Problem — Copy out the rows word for word, starting with the very first one and ending with the row that contains "url-line: 3ezooma.com <box>153", both included.

Given records —
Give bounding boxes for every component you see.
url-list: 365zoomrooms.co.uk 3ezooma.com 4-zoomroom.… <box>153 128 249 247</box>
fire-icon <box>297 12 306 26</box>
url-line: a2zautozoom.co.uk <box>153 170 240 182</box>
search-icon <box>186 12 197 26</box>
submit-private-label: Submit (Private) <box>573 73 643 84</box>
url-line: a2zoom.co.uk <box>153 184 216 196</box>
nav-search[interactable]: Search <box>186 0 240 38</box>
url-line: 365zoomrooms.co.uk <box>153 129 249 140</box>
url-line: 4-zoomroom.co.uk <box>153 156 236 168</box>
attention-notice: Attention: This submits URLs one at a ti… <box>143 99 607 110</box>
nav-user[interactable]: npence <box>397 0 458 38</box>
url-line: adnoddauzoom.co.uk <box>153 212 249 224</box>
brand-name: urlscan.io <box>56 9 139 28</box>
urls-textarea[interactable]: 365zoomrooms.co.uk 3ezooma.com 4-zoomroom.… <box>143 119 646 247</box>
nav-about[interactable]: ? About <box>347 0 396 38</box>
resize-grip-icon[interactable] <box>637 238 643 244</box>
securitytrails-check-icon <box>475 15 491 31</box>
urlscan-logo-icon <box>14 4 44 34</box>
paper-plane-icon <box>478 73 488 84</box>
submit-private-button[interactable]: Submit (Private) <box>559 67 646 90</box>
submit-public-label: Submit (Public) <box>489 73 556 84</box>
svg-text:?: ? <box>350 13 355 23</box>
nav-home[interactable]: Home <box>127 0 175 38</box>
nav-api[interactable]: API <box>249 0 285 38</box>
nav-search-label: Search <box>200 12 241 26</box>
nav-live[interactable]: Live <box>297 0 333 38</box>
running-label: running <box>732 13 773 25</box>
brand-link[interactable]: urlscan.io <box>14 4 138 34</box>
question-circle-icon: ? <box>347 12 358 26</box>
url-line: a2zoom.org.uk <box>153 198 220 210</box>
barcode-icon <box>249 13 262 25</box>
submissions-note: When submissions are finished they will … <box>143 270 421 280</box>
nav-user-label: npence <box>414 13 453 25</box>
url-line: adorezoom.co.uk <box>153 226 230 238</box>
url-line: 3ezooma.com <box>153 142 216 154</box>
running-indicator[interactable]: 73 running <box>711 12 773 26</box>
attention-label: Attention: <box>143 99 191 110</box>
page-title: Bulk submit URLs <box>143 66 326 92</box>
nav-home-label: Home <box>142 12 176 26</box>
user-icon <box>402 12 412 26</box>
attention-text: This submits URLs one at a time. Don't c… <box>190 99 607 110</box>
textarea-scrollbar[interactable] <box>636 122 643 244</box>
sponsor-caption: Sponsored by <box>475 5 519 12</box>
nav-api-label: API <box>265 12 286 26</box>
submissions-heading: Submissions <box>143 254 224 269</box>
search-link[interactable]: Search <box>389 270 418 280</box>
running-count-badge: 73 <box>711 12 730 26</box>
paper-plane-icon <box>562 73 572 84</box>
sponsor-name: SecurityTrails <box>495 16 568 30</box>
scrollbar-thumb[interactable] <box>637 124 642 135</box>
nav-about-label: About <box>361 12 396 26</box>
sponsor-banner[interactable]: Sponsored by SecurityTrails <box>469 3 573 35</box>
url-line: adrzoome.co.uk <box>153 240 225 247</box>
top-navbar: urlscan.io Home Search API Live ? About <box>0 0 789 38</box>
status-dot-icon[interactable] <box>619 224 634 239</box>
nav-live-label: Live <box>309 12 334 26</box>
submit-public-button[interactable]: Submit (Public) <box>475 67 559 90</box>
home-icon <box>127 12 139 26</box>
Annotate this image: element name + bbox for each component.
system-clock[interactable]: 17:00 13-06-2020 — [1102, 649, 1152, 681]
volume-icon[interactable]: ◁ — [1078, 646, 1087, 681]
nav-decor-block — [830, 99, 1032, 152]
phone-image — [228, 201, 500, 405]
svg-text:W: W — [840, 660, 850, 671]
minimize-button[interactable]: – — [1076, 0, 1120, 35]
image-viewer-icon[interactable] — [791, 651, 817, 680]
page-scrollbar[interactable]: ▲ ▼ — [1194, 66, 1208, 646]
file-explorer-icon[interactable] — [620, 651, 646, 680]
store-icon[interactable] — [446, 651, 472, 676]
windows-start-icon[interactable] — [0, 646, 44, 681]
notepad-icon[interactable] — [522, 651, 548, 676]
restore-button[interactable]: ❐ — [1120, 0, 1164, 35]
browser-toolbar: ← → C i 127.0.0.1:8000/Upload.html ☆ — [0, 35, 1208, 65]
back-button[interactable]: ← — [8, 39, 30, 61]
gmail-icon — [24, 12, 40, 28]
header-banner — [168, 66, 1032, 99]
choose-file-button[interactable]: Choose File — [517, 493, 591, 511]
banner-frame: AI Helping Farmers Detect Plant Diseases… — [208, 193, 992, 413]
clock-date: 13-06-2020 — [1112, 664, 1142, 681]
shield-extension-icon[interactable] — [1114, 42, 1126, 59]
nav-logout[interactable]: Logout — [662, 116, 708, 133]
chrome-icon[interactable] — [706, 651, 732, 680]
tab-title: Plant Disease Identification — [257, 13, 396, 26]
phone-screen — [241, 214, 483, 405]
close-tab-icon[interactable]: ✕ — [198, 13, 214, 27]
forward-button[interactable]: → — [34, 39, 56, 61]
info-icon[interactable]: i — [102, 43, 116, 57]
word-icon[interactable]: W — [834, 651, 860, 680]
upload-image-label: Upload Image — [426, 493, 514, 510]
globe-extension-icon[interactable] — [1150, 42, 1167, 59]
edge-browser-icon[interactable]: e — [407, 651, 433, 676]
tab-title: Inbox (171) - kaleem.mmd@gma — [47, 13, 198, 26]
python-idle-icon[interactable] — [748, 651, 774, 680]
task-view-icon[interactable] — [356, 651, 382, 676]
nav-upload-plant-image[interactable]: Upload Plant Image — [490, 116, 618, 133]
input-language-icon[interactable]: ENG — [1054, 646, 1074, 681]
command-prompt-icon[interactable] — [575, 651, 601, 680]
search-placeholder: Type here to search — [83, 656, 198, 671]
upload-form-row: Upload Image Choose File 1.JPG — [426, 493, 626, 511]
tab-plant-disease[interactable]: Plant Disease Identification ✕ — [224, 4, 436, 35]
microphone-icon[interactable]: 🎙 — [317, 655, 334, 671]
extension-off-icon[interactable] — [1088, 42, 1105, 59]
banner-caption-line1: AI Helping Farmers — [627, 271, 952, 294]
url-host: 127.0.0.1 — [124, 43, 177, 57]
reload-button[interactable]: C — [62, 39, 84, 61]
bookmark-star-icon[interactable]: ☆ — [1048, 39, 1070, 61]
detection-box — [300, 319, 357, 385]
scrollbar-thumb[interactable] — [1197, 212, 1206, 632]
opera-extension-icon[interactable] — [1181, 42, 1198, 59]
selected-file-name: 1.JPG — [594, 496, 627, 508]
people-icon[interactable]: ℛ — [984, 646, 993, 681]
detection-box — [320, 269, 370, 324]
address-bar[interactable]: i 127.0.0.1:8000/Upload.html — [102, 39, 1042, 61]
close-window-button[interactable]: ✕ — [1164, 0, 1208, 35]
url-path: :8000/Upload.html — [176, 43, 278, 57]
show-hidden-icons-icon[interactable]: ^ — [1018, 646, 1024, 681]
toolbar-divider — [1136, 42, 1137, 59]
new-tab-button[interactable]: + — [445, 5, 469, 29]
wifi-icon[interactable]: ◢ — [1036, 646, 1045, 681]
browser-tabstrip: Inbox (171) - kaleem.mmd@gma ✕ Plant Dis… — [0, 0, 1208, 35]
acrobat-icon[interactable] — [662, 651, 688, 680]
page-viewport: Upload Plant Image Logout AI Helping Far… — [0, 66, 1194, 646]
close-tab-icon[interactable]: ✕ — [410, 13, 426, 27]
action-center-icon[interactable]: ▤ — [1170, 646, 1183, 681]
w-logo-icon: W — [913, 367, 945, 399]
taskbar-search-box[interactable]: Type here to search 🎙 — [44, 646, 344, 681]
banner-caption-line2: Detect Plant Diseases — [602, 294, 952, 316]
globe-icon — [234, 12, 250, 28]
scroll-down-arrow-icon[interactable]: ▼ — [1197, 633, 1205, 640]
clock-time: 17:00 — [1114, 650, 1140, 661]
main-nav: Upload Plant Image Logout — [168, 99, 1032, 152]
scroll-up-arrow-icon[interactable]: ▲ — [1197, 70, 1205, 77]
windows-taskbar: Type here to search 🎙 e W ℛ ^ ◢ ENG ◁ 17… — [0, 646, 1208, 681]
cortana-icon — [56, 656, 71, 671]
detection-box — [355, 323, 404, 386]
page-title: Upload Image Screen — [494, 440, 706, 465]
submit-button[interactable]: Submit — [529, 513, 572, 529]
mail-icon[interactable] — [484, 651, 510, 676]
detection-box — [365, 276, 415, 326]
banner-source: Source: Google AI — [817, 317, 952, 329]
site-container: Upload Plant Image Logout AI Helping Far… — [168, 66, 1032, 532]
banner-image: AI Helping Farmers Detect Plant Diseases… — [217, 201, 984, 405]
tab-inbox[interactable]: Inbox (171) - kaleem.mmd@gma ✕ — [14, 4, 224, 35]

Result of the exercise —
Give bounding boxes for every component you see.
url-list: 365zoomrooms.co.uk 3ezooma.com 4-zoomroom.… <box>153 128 249 247</box>
fire-icon <box>297 12 306 26</box>
url-line: a2zautozoom.co.uk <box>153 170 240 182</box>
search-icon <box>186 12 197 26</box>
submit-private-label: Submit (Private) <box>573 73 643 84</box>
url-line: a2zoom.co.uk <box>153 184 216 196</box>
nav-search[interactable]: Search <box>186 0 240 38</box>
url-line: 365zoomrooms.co.uk <box>153 129 249 140</box>
url-line: 4-zoomroom.co.uk <box>153 156 236 168</box>
attention-notice: Attention: This submits URLs one at a ti… <box>143 99 607 110</box>
nav-user[interactable]: npence <box>397 0 458 38</box>
url-line: adnoddauzoom.co.uk <box>153 212 249 224</box>
brand-name: urlscan.io <box>56 9 139 28</box>
urls-textarea[interactable]: 365zoomrooms.co.uk 3ezooma.com 4-zoomroom.… <box>143 119 646 247</box>
nav-about[interactable]: ? About <box>347 0 396 38</box>
resize-grip-icon[interactable] <box>637 238 643 244</box>
securitytrails-check-icon <box>475 15 491 31</box>
urlscan-logo-icon <box>14 4 44 34</box>
paper-plane-icon <box>478 73 488 84</box>
submit-private-button[interactable]: Submit (Private) <box>559 67 646 90</box>
submit-public-label: Submit (Public) <box>489 73 556 84</box>
svg-text:?: ? <box>350 13 355 23</box>
nav-home[interactable]: Home <box>127 0 175 38</box>
nav-api[interactable]: API <box>249 0 285 38</box>
nav-search-label: Search <box>200 12 241 26</box>
nav-live[interactable]: Live <box>297 0 333 38</box>
running-label: running <box>732 13 773 25</box>
brand-link[interactable]: urlscan.io <box>14 4 138 34</box>
question-circle-icon: ? <box>347 12 358 26</box>
url-line: a2zoom.org.uk <box>153 198 220 210</box>
barcode-icon <box>249 13 262 25</box>
submissions-note: When submissions are finished they will … <box>143 270 421 280</box>
nav-user-label: npence <box>414 13 453 25</box>
url-line: adorezoom.co.uk <box>153 226 230 238</box>
url-line: 3ezooma.com <box>153 142 216 154</box>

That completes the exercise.